[Data items]
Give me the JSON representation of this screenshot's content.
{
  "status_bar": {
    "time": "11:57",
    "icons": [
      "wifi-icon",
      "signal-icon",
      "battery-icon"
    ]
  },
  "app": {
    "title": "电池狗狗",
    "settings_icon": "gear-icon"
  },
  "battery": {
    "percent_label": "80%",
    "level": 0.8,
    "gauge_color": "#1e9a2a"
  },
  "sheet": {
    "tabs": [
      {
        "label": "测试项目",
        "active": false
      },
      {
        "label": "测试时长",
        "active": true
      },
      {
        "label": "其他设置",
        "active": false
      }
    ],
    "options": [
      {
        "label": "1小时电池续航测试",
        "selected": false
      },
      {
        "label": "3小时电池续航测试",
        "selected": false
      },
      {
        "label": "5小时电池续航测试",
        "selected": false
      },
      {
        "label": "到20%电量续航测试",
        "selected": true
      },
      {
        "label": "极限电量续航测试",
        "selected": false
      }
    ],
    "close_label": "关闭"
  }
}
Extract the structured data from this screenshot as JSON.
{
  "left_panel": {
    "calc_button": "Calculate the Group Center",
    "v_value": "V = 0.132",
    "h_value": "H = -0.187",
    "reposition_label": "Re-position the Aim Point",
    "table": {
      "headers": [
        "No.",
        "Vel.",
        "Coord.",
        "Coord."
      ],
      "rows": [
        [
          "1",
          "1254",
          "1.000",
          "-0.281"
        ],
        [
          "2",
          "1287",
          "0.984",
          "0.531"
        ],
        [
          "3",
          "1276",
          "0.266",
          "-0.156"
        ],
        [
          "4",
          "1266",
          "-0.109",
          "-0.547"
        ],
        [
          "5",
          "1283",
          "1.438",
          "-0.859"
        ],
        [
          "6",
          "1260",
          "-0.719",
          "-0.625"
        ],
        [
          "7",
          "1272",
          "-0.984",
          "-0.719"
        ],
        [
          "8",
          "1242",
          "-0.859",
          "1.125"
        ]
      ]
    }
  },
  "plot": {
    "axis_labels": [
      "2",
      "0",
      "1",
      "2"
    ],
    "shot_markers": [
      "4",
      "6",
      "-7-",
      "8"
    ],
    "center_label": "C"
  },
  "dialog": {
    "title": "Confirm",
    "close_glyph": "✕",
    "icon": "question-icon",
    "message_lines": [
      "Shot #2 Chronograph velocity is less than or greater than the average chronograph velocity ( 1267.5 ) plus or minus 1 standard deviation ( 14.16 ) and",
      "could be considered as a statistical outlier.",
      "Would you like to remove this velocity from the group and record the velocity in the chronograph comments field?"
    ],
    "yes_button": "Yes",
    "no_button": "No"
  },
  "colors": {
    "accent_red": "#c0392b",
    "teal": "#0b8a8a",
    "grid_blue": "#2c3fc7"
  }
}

_Instructions to follow_
Return all the data exactly as given.

_Response for this exercise_
Give me the JSON representation of this screenshot's content.
{
  "status_bar": {
    "time": "11:57",
    "icons": [
      "wifi-icon",
      "signal-icon",
      "battery-icon"
    ]
  },
  "app": {
    "title": "电池狗狗",
    "settings_icon": "gear-icon"
  },
  "battery": {
    "percent_label": "80%",
    "level": 0.8,
    "gauge_color": "#1e9a2a"
  },
  "sheet": {
    "tabs": [
      {
        "label": "测试项目",
        "active": false
      },
      {
        "label": "测试时长",
        "active": true
      },
      {
        "label": "其他设置",
        "active": false
      }
    ],
    "options": [
      {
        "label": "1小时电池续航测试",
        "selected": false
      },
      {
        "label": "3小时电池续航测试",
        "selected": false
      },
      {
        "label": "5小时电池续航测试",
        "selected": false
      },
      {
        "label": "到20%电量续航测试",
        "selected": true
      },
      {
        "label": "极限电量续航测试",
        "selected": false
      }
    ],
    "close_label": "关闭"
  }
}
Extract the structured data from this screenshot as JSON.
{
  "left_panel": {
    "calc_button": "Calculate the Group Center",
    "v_value": "V = 0.132",
    "h_value": "H = -0.187",
    "reposition_label": "Re-position the Aim Point",
    "table": {
      "headers": [
        "No.",
        "Vel.",
        "Coord.",
        "Coord."
      ],
      "rows": [
        [
          "1",
          "1254",
          "1.000",
          "-0.281"
        ],
        [
          "2",
          "1287",
          "0.984",
          "0.531"
        ],
        [
          "3",
          "1276",
          "0.266",
          "-0.156"
        ],
        [
          "4",
          "1266",
          "-0.109",
          "-0.547"
        ],
        [
          "5",
          "1283",
          "1.438",
          "-0.859"
        ],
        [
          "6",
          "1260",
          "-0.719",
          "-0.625"
        ],
        [
          "7",
          "1272",
          "-0.984",
          "-0.719"
        ],
        [
          "8",
          "1242",
          "-0.859",
          "1.125"
        ]
      ]
    }
  },
  "plot": {
    "axis_labels": [
      "2",
      "0",
      "1",
      "2"
    ],
    "shot_markers": [
      "4",
      "6",
      "-7-",
      "8"
    ],
    "center_label": "C"
  },
  "dialog": {
    "title": "Confirm",
    "close_glyph": "✕",
    "icon": "question-icon",
    "message_lines": [
      "Shot #2 Chronograph velocity is less than or greater than the average chronograph velocity ( 1267.5 ) plus or minus 1 standard deviation ( 14.16 ) and",
      "could be considered as a statistical outlier.",
      "Would you like to remove this velocity from the group and record the velocity in the chronograph comments field?"
    ],
    "yes_button": "Yes",
    "no_button": "No"
  },
  "colors": {
    "accent_red": "#c0392b",
    "teal": "#0b8a8a",
    "grid_blue": "#2c3fc7"
  }
}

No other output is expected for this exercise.